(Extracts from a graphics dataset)
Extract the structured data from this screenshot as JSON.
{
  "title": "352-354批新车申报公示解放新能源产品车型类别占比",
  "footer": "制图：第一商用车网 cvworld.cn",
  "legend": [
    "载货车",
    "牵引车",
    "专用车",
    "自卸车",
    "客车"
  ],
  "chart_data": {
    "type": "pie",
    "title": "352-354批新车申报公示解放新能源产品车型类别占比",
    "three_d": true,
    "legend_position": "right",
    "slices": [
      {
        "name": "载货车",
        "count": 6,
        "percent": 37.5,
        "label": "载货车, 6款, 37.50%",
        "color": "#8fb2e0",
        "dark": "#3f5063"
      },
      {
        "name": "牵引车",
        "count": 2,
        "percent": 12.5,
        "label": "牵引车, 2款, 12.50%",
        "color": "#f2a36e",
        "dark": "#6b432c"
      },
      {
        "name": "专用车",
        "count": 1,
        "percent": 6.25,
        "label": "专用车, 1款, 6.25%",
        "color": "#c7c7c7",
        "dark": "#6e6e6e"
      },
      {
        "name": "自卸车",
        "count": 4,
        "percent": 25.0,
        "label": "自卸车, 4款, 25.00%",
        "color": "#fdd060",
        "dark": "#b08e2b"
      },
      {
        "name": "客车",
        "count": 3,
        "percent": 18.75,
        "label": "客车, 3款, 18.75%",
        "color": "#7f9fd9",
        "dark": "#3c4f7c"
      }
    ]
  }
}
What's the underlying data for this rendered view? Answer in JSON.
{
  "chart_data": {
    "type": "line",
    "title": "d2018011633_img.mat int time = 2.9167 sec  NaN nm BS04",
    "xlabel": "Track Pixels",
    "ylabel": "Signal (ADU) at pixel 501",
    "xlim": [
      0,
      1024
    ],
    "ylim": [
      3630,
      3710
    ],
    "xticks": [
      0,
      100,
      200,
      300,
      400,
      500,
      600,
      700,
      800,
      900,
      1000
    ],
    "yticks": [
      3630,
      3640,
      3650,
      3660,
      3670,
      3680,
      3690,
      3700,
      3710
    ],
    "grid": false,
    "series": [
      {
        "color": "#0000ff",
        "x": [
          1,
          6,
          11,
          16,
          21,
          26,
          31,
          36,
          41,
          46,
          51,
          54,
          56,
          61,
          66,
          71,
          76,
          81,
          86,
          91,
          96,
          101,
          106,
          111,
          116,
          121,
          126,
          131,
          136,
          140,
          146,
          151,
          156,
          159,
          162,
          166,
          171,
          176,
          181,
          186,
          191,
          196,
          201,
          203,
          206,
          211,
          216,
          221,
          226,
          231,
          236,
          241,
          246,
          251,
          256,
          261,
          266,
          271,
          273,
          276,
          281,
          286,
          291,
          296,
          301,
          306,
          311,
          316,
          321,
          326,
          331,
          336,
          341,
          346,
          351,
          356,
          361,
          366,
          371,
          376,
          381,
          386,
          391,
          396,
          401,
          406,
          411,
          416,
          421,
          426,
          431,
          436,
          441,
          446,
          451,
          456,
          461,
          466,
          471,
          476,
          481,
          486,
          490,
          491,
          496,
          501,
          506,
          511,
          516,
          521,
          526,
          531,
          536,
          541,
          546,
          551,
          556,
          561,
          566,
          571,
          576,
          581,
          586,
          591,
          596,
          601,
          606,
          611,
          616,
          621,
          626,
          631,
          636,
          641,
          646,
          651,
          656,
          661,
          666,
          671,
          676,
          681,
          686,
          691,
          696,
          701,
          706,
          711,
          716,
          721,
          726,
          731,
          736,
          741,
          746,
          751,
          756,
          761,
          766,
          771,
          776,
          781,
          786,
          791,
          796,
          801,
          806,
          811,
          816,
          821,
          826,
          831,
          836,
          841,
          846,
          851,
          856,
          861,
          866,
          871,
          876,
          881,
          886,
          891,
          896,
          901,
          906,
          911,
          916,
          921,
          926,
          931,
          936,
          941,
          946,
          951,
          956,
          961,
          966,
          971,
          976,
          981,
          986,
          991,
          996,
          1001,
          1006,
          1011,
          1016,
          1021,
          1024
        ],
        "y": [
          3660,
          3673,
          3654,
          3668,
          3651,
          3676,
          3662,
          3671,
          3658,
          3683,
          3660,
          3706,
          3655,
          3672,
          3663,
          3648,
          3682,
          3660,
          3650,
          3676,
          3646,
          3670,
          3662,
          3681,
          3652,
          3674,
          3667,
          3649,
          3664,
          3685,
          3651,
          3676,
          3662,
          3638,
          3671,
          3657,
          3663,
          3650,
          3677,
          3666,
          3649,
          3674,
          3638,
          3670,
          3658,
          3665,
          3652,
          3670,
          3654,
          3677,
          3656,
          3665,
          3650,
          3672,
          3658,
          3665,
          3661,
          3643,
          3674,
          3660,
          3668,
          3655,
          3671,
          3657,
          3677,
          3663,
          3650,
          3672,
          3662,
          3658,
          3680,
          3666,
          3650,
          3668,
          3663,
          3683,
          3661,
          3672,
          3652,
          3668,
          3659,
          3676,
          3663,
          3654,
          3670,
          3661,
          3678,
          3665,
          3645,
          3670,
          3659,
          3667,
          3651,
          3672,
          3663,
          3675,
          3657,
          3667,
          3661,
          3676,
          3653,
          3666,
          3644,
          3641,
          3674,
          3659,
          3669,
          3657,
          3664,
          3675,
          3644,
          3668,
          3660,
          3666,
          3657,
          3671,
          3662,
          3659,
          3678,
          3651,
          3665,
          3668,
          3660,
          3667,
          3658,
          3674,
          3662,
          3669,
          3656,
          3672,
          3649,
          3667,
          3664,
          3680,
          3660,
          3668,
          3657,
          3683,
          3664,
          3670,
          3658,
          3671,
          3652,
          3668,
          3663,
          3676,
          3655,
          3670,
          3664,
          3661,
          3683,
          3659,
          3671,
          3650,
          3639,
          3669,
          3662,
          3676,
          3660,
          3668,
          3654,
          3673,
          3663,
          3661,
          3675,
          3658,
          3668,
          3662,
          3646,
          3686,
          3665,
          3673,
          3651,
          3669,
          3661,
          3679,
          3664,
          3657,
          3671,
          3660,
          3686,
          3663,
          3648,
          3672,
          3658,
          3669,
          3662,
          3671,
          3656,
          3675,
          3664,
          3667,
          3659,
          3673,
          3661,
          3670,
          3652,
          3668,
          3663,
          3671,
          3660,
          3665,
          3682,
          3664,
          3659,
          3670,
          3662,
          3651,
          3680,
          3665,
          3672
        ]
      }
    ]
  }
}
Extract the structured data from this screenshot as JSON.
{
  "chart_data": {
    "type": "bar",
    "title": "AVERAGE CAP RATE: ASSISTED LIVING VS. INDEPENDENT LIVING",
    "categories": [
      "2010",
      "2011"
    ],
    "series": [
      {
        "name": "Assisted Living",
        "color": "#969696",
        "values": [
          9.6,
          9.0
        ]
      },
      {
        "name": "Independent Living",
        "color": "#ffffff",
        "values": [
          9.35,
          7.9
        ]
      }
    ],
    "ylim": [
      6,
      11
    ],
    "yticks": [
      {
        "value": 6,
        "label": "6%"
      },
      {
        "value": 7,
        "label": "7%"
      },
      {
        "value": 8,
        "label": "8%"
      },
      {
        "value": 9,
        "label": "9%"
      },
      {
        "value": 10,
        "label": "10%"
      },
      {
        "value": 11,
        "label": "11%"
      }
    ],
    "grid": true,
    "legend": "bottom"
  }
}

Exercise task:
Your task is to quote all of the data word for word.

Full output:
Extract the structured data from this screenshot as JSON.
{
  "title": "352-354批新车申报公示解放新能源产品车型类别占比",
  "footer": "制图：第一商用车网 cvworld.cn",
  "legend": [
    "载货车",
    "牵引车",
    "专用车",
    "自卸车",
    "客车"
  ],
  "chart_data": {
    "type": "pie",
    "title": "352-354批新车申报公示解放新能源产品车型类别占比",
    "three_d": true,
    "legend_position": "right",
    "slices": [
      {
        "name": "载货车",
        "count": 6,
        "percent": 37.5,
        "label": "载货车, 6款, 37.50%",
        "color": "#8fb2e0",
        "dark": "#3f5063"
      },
      {
        "name": "牵引车",
        "count": 2,
        "percent": 12.5,
        "label": "牵引车, 2款, 12.50%",
        "color": "#f2a36e",
        "dark": "#6b432c"
      },
      {
        "name": "专用车",
        "count": 1,
        "percent": 6.25,
        "label": "专用车, 1款, 6.25%",
        "color": "#c7c7c7",
        "dark": "#6e6e6e"
      },
      {
        "name": "自卸车",
        "count": 4,
        "percent": 25.0,
        "label": "自卸车, 4款, 25.00%",
        "color": "#fdd060",
        "dark": "#b08e2b"
      },
      {
        "name": "客车",
        "count": 3,
        "percent": 18.75,
        "label": "客车, 3款, 18.75%",
        "color": "#7f9fd9",
        "dark": "#3c4f7c"
      }
    ]
  }
}
What's the underlying data for this rendered view? Answer in JSON.
{
  "chart_data": {
    "type": "line",
    "title": "d2018011633_img.mat int time = 2.9167 sec  NaN nm BS04",
    "xlabel": "Track Pixels",
    "ylabel": "Signal (ADU) at pixel 501",
    "xlim": [
      0,
      1024
    ],
    "ylim": [
      3630,
      3710
    ],
    "xticks": [
      0,
      100,
      200,
      300,
      400,
      500,
      600,
      700,
      800,
      900,
      1000
    ],
    "yticks": [
      3630,
      3640,
      3650,
      3660,
      3670,
      3680,
      3690,
      3700,
      3710
    ],
    "grid": false,
    "series": [
      {
        "color": "#0000ff",
        "x": [
          1,
          6,
          11,
          16,
          21,
          26,
          31,
          36,
          41,
          46,
          51,
          54,
          56,
          61,
          66,
          71,
          76,
          81,
          86,
          91,
          96,
          101,
          106,
          111,
          116,
          121,
          126,
          131,
          136,
          140,
          146,
          151,
          156,
          159,
          162,
          166,
          171,
          176,
          181,
          186,
          191,
          196,
          201,
          203,
          206,
          211,
          216,
          221,
          226,
          231,
          236,
          241,
          246,
          251,
          256,
          261,
          266,
          271,
          273,
          276,
          281,
          286,
          291,
          296,
          301,
          306,
          311,
          316,
          321,
          326,
          331,
          336,
          341,
          346,
          351,
          356,
          361,
          366,
          371,
          376,
          381,
          386,
          391,
          396,
          401,
          406,
          411,
          416,
          421,
          426,
          431,
          436,
          441,
          446,
          451,
          456,
          461,
          466,
          471,
          476,
          481,
          486,
          490,
          491,
          496,
          501,
          506,
          511,
          516,
          521,
          526,
          531,
          536,
          541,
          546,
          551,
          556,
          561,
          566,
          571,
          576,
          581,
          586,
          591,
          596,
          601,
          606,
          611,
          616,
          621,
          626,
          631,
          636,
          641,
          646,
          651,
          656,
          661,
          666,
          671,
          676,
          681,
          686,
          691,
          696,
          701,
          706,
          711,
          716,
          721,
          726,
          731,
          736,
          741,
          746,
          751,
          756,
          761,
          766,
          771,
          776,
          781,
          786,
          791,
          796,
          801,
          806,
          811,
          816,
          821,
          826,
          831,
          836,
          841,
          846,
          851,
          856,
          861,
          866,
          871,
          876,
          881,
          886,
          891,
          896,
          901,
          906,
          911,
          916,
          921,
          926,
          931,
          936,
          941,
          946,
          951,
          956,
          961,
          966,
          971,
          976,
          981,
          986,
          991,
          996,
          1001,
          1006,
          1011,
          1016,
          1021,
          1024
        ],
        "y": [
          3660,
          3673,
          3654,
          3668,
          3651,
          3676,
          3662,
          3671,
          3658,
          3683,
          3660,
          3706,
          3655,
          3672,
          3663,
          3648,
          3682,
          3660,
          3650,
          3676,
          3646,
          3670,
          3662,
          3681,
          3652,
          3674,
          3667,
          3649,
          3664,
          3685,
          3651,
          3676,
          3662,
          3638,
          3671,
          3657,
          3663,
          3650,
          3677,
          3666,
          3649,
          3674,
          3638,
          3670,
          3658,
          3665,
          3652,
          3670,
          3654,
          3677,
          3656,
          3665,
          3650,
          3672,
          3658,
          3665,
          3661,
          3643,
          3674,
          3660,
          3668,
          3655,
          3671,
          3657,
          3677,
          3663,
          3650,
          3672,
          3662,
          3658,
          3680,
          3666,
          3650,
          3668,
          3663,
          3683,
          3661,
          3672,
          3652,
          3668,
          3659,
          3676,
          3663,
          3654,
          3670,
          3661,
          3678,
          3665,
          3645,
          3670,
          3659,
          3667,
          3651,
          3672,
          3663,
          3675,
          3657,
          3667,
          3661,
          3676,
          3653,
          3666,
          3644,
          3641,
          3674,
          3659,
          3669,
          3657,
          3664,
          3675,
          3644,
          3668,
          3660,
          3666,
          3657,
          3671,
          3662,
          3659,
          3678,
          3651,
          3665,
          3668,
          3660,
          3667,
          3658,
          3674,
          3662,
          3669,
          3656,
          3672,
          3649,
          3667,
          3664,
          3680,
          3660,
          3668,
          3657,
          3683,
          3664,
          3670,
          3658,
          3671,
          3652,
          3668,
          3663,
          3676,
          3655,
          3670,
          3664,
          3661,
          3683,
          3659,
          3671,
          3650,
          3639,
          3669,
          3662,
          3676,
          3660,
          3668,
          3654,
          3673,
          3663,
          3661,
          3675,
          3658,
          3668,
          3662,
          3646,
          3686,
          3665,
          3673,
          3651,
          3669,
          3661,
          3679,
          3664,
          3657,
          3671,
          3660,
          3686,
          3663,
          3648,
          3672,
          3658,
          3669,
          3662,
          3671,
          3656,
          3675,
          3664,
          3667,
          3659,
          3673,
          3661,
          3670,
          3652,
          3668,
          3663,
          3671,
          3660,
          3665,
          3682,
          3664,
          3659,
          3670,
          3662,
          3651,
          3680,
          3665,
          3672
        ]
      }
    ]
  }
}
Extract the structured data from this screenshot as JSON.
{
  "chart_data": {
    "type": "bar",
    "title": "AVERAGE CAP RATE: ASSISTED LIVING VS. INDEPENDENT LIVING",
    "categories": [
      "2010",
      "2011"
    ],
    "series": [
      {
        "name": "Assisted Living",
        "color": "#969696",
        "values": [
          9.6,
          9.0
        ]
      },
      {
        "name": "Independent Living",
        "color": "#ffffff",
        "values": [
          9.35,
          7.9
        ]
      }
    ],
    "ylim": [
      6,
      11
    ],
    "yticks": [
      {
        "value": 6,
        "label": "6%"
      },
      {
        "value": 7,
        "label": "7%"
      },
      {
        "value": 8,
        "label": "8%"
      },
      {
        "value": 9,
        "label": "9%"
      },
      {
        "value": 10,
        "label": "10%"
      },
      {
        "value": 11,
        "label": "11%"
      }
    ],
    "grid": true,
    "legend": "bottom"
  }
}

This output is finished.